> _INSTRUCTION_
Reply with one number only: the count of lines below that contain the word "Pattern".

* * *

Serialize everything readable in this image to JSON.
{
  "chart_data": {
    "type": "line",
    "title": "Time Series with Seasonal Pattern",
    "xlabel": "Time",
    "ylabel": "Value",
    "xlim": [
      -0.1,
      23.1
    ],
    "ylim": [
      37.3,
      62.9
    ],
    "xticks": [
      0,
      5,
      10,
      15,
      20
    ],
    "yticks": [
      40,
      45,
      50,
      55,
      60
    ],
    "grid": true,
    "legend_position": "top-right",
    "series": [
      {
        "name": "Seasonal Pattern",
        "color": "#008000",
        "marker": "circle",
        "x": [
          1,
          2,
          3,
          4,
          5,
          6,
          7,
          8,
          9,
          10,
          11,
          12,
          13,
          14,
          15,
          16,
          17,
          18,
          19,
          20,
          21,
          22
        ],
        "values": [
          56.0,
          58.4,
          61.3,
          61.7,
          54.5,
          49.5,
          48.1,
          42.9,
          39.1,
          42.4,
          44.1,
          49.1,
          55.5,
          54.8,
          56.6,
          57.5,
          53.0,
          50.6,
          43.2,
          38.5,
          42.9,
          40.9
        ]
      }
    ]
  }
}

* * *

> _REPLY_
2